— BEGIN Data to use —

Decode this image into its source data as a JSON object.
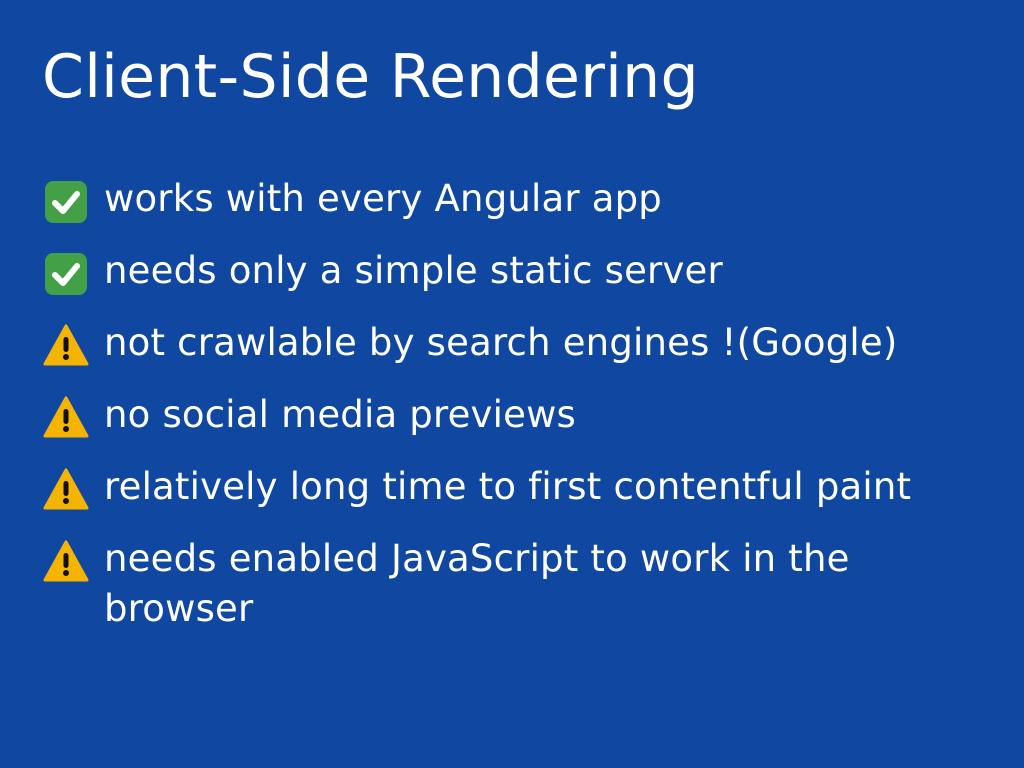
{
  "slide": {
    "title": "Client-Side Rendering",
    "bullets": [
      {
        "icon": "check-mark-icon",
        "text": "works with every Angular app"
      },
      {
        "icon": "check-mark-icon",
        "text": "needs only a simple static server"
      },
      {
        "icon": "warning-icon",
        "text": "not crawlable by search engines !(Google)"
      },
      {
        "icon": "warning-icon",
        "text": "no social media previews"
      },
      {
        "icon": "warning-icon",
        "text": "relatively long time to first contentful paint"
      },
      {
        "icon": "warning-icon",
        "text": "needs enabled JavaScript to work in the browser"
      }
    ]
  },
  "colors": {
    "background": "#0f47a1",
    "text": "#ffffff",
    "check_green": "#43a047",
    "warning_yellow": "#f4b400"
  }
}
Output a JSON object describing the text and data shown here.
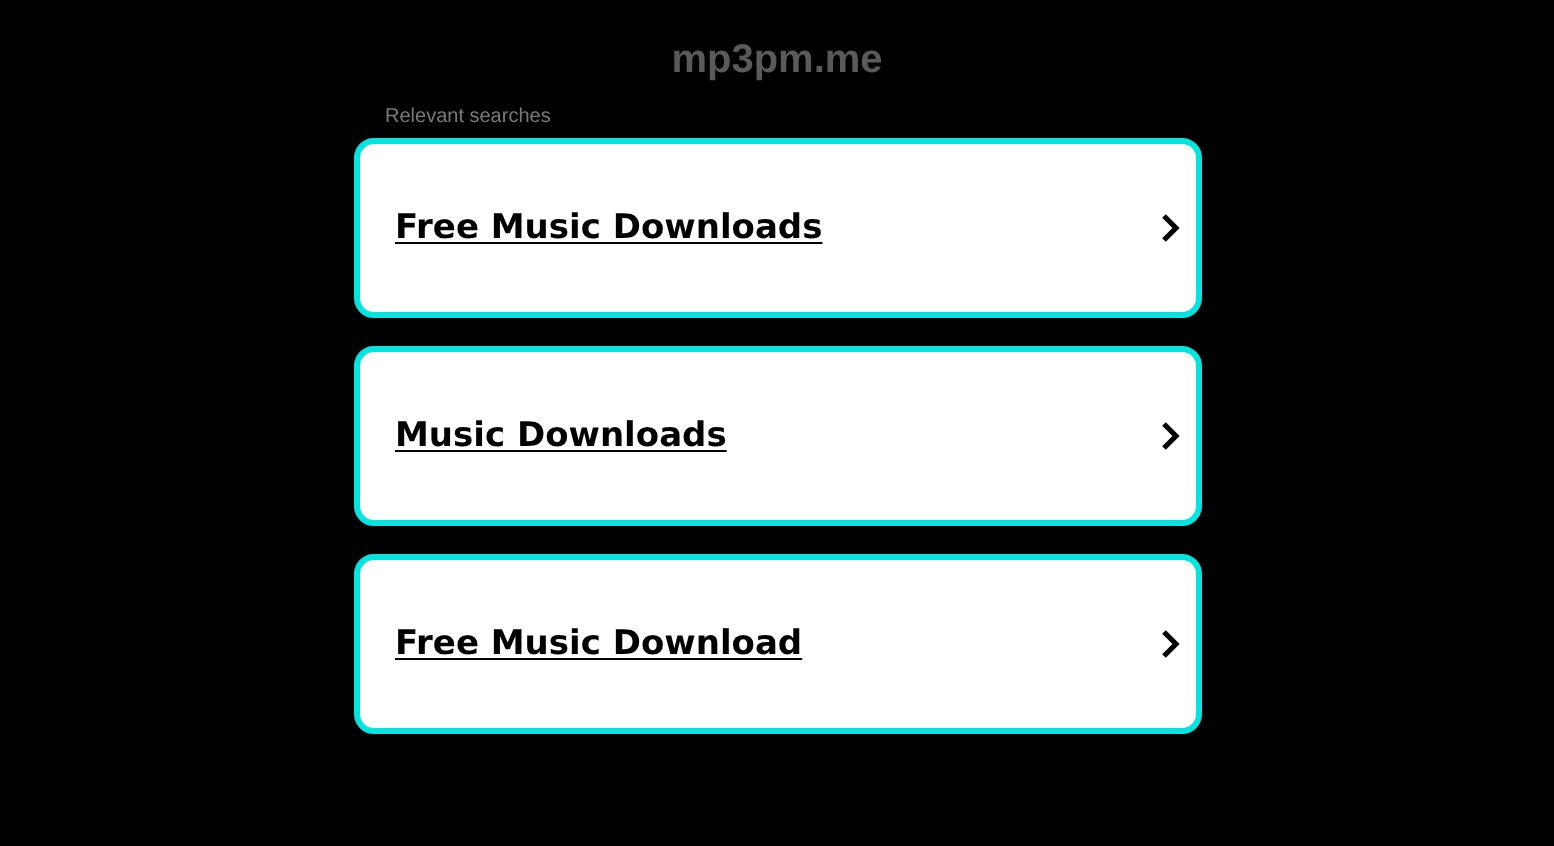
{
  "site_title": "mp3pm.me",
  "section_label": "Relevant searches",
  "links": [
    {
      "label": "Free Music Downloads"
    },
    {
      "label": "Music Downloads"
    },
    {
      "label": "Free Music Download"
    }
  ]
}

— END Data to use —

Copy the data word for word. Pictures do not go in the copy.

Decode this image into its source data as a JSON object.
{
  "slide": {
    "title": "Client-Side Rendering",
    "bullets": [
      {
        "icon": "check-mark-icon",
        "text": "works with every Angular app"
      },
      {
        "icon": "check-mark-icon",
        "text": "needs only a simple static server"
      },
      {
        "icon": "warning-icon",
        "text": "not crawlable by search engines !(Google)"
      },
      {
        "icon": "warning-icon",
        "text": "no social media previews"
      },
      {
        "icon": "warning-icon",
        "text": "relatively long time to first contentful paint"
      },
      {
        "icon": "warning-icon",
        "text": "needs enabled JavaScript to work in the browser"
      }
    ]
  },
  "colors": {
    "background": "#0f47a1",
    "text": "#ffffff",
    "check_green": "#43a047",
    "warning_yellow": "#f4b400"
  }
}
Output a JSON object describing the text and data shown here.
{
  "site_title": "mp3pm.me",
  "section_label": "Relevant searches",
  "links": [
    {
      "label": "Free Music Downloads"
    },
    {
      "label": "Music Downloads"
    },
    {
      "label": "Free Music Download"
    }
  ]
}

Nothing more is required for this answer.